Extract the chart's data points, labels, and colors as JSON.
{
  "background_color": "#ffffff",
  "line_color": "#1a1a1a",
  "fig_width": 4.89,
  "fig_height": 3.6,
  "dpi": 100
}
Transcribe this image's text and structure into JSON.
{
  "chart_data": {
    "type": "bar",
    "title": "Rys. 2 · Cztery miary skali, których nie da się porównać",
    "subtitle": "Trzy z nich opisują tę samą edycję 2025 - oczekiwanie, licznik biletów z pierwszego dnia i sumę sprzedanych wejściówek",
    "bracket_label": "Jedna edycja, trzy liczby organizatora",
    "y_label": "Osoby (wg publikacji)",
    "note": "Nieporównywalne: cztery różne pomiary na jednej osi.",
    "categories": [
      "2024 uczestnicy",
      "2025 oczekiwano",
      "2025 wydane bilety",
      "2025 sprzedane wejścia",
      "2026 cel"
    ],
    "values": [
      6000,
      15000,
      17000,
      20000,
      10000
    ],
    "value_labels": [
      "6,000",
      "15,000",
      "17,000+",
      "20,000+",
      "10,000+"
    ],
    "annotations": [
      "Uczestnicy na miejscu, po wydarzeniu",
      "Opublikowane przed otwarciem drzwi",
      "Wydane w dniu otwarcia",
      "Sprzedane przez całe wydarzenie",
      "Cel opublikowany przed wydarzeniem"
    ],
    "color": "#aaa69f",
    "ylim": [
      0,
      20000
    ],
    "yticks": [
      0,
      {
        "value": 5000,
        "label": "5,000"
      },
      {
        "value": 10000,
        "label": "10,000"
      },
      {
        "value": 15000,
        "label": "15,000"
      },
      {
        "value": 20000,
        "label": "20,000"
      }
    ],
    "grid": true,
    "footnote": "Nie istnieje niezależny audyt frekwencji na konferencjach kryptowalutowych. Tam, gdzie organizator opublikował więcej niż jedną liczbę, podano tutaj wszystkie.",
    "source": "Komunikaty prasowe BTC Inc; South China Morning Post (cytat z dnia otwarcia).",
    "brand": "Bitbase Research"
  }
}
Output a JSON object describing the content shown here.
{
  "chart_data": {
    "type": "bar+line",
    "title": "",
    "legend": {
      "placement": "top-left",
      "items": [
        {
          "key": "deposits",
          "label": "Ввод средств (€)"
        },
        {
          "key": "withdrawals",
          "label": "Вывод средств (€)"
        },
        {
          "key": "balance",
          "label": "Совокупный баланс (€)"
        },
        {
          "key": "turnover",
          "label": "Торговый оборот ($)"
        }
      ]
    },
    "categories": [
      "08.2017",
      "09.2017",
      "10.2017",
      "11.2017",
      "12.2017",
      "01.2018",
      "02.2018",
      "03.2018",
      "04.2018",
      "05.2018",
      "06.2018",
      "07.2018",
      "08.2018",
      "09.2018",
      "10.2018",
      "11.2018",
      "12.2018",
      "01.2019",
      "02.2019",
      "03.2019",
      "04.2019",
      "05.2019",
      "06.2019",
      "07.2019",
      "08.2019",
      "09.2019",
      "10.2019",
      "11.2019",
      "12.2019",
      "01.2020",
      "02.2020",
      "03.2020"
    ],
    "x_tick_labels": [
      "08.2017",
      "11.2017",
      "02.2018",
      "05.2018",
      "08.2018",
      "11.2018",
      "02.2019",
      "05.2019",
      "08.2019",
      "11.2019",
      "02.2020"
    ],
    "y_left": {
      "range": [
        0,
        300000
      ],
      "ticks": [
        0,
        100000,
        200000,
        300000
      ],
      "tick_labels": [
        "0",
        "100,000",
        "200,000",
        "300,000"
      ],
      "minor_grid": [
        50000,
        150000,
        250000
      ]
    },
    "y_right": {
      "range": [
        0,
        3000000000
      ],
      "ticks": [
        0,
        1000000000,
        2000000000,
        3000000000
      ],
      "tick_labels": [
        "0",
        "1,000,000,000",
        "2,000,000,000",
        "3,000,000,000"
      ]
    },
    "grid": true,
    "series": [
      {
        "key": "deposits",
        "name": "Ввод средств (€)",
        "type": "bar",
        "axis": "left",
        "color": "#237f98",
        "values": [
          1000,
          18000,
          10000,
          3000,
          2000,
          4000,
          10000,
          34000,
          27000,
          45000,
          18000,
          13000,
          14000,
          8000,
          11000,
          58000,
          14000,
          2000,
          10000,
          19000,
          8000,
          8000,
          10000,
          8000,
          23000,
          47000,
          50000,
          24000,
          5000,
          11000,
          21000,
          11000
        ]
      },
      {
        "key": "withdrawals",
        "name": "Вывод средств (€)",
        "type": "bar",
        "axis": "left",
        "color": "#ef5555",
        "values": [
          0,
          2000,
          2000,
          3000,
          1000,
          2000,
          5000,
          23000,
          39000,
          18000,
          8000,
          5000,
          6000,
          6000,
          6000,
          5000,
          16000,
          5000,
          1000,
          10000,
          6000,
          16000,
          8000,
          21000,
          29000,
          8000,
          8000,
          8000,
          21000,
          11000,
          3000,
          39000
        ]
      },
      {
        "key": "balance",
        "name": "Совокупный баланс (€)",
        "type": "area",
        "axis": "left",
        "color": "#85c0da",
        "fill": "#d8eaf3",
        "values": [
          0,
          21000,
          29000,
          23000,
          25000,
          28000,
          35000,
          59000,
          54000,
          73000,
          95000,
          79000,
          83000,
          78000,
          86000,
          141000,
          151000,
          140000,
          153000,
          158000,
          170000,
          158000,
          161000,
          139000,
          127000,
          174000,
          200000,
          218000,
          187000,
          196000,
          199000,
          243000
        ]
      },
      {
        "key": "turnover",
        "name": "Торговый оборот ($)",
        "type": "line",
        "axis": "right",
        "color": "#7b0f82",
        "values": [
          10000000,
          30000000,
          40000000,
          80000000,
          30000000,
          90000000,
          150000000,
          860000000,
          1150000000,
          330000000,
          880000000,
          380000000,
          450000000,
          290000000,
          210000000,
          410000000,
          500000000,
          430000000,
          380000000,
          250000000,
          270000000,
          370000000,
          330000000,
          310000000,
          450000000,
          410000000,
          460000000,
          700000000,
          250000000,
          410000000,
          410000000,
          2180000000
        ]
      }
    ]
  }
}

▸ **Exercise requirements**:
Every record should be given again exactly.

▸ **The result**:
Extract the chart's data points, labels, and colors as JSON.
{
  "background_color": "#ffffff",
  "line_color": "#1a1a1a",
  "fig_width": 4.89,
  "fig_height": 3.6,
  "dpi": 100
}
Transcribe this image's text and structure into JSON.
{
  "chart_data": {
    "type": "bar",
    "title": "Rys. 2 · Cztery miary skali, których nie da się porównać",
    "subtitle": "Trzy z nich opisują tę samą edycję 2025 - oczekiwanie, licznik biletów z pierwszego dnia i sumę sprzedanych wejściówek",
    "bracket_label": "Jedna edycja, trzy liczby organizatora",
    "y_label": "Osoby (wg publikacji)",
    "note": "Nieporównywalne: cztery różne pomiary na jednej osi.",
    "categories": [
      "2024 uczestnicy",
      "2025 oczekiwano",
      "2025 wydane bilety",
      "2025 sprzedane wejścia",
      "2026 cel"
    ],
    "values": [
      6000,
      15000,
      17000,
      20000,
      10000
    ],
    "value_labels": [
      "6,000",
      "15,000",
      "17,000+",
      "20,000+",
      "10,000+"
    ],
    "annotations": [
      "Uczestnicy na miejscu, po wydarzeniu",
      "Opublikowane przed otwarciem drzwi",
      "Wydane w dniu otwarcia",
      "Sprzedane przez całe wydarzenie",
      "Cel opublikowany przed wydarzeniem"
    ],
    "color": "#aaa69f",
    "ylim": [
      0,
      20000
    ],
    "yticks": [
      0,
      {
        "value": 5000,
        "label": "5,000"
      },
      {
        "value": 10000,
        "label": "10,000"
      },
      {
        "value": 15000,
        "label": "15,000"
      },
      {
        "value": 20000,
        "label": "20,000"
      }
    ],
    "grid": true,
    "footnote": "Nie istnieje niezależny audyt frekwencji na konferencjach kryptowalutowych. Tam, gdzie organizator opublikował więcej niż jedną liczbę, podano tutaj wszystkie.",
    "source": "Komunikaty prasowe BTC Inc; South China Morning Post (cytat z dnia otwarcia).",
    "brand": "Bitbase Research"
  }
}
Output a JSON object describing the content shown here.
{
  "chart_data": {
    "type": "bar+line",
    "title": "",
    "legend": {
      "placement": "top-left",
      "items": [
        {
          "key": "deposits",
          "label": "Ввод средств (€)"
        },
        {
          "key": "withdrawals",
          "label": "Вывод средств (€)"
        },
        {
          "key": "balance",
          "label": "Совокупный баланс (€)"
        },
        {
          "key": "turnover",
          "label": "Торговый оборот ($)"
        }
      ]
    },
    "categories": [
      "08.2017",
      "09.2017",
      "10.2017",
      "11.2017",
      "12.2017",
      "01.2018",
      "02.2018",
      "03.2018",
      "04.2018",
      "05.2018",
      "06.2018",
      "07.2018",
      "08.2018",
      "09.2018",
      "10.2018",
      "11.2018",
      "12.2018",
      "01.2019",
      "02.2019",
      "03.2019",
      "04.2019",
      "05.2019",
      "06.2019",
      "07.2019",
      "08.2019",
      "09.2019",
      "10.2019",
      "11.2019",
      "12.2019",
      "01.2020",
      "02.2020",
      "03.2020"
    ],
    "x_tick_labels": [
      "08.2017",
      "11.2017",
      "02.2018",
      "05.2018",
      "08.2018",
      "11.2018",
      "02.2019",
      "05.2019",
      "08.2019",
      "11.2019",
      "02.2020"
    ],
    "y_left": {
      "range": [
        0,
        300000
      ],
      "ticks": [
        0,
        100000,
        200000,
        300000
      ],
      "tick_labels": [
        "0",
        "100,000",
        "200,000",
        "300,000"
      ],
      "minor_grid": [
        50000,
        150000,
        250000
      ]
    },
    "y_right": {
      "range": [
        0,
        3000000000
      ],
      "ticks": [
        0,
        1000000000,
        2000000000,
        3000000000
      ],
      "tick_labels": [
        "0",
        "1,000,000,000",
        "2,000,000,000",
        "3,000,000,000"
      ]
    },
    "grid": true,
    "series": [
      {
        "key": "deposits",
        "name": "Ввод средств (€)",
        "type": "bar",
        "axis": "left",
        "color": "#237f98",
        "values": [
          1000,
          18000,
          10000,
          3000,
          2000,
          4000,
          10000,
          34000,
          27000,
          45000,
          18000,
          13000,
          14000,
          8000,
          11000,
          58000,
          14000,
          2000,
          10000,
          19000,
          8000,
          8000,
          10000,
          8000,
          23000,
          47000,
          50000,
          24000,
          5000,
          11000,
          21000,
          11000
        ]
      },
      {
        "key": "withdrawals",
        "name": "Вывод средств (€)",
        "type": "bar",
        "axis": "left",
        "color": "#ef5555",
        "values": [
          0,
          2000,
          2000,
          3000,
          1000,
          2000,
          5000,
          23000,
          39000,
          18000,
          8000,
          5000,
          6000,
          6000,
          6000,
          5000,
          16000,
          5000,
          1000,
          10000,
          6000,
          16000,
          8000,
          21000,
          29000,
          8000,
          8000,
          8000,
          21000,
          11000,
          3000,
          39000
        ]
      },
      {
        "key": "balance",
        "name": "Совокупный баланс (€)",
        "type": "area",
        "axis": "left",
        "color": "#85c0da",
        "fill": "#d8eaf3",
        "values": [
          0,
          21000,
          29000,
          23000,
          25000,
          28000,
          35000,
          59000,
          54000,
          73000,
          95000,
          79000,
          83000,
          78000,
          86000,
          141000,
          151000,
          140000,
          153000,
          158000,
          170000,
          158000,
          161000,
          139000,
          127000,
          174000,
          200000,
          218000,
          187000,
          196000,
          199000,
          243000
        ]
      },
      {
        "key": "turnover",
        "name": "Торговый оборот ($)",
        "type": "line",
        "axis": "right",
        "color": "#7b0f82",
        "values": [
          10000000,
          30000000,
          40000000,
          80000000,
          30000000,
          90000000,
          150000000,
          860000000,
          1150000000,
          330000000,
          880000000,
          380000000,
          450000000,
          290000000,
          210000000,
          410000000,
          500000000,
          430000000,
          380000000,
          250000000,
          270000000,
          370000000,
          330000000,
          310000000,
          450000000,
          410000000,
          460000000,
          700000000,
          250000000,
          410000000,
          410000000,
          2180000000
        ]
      }
    ]
  }
}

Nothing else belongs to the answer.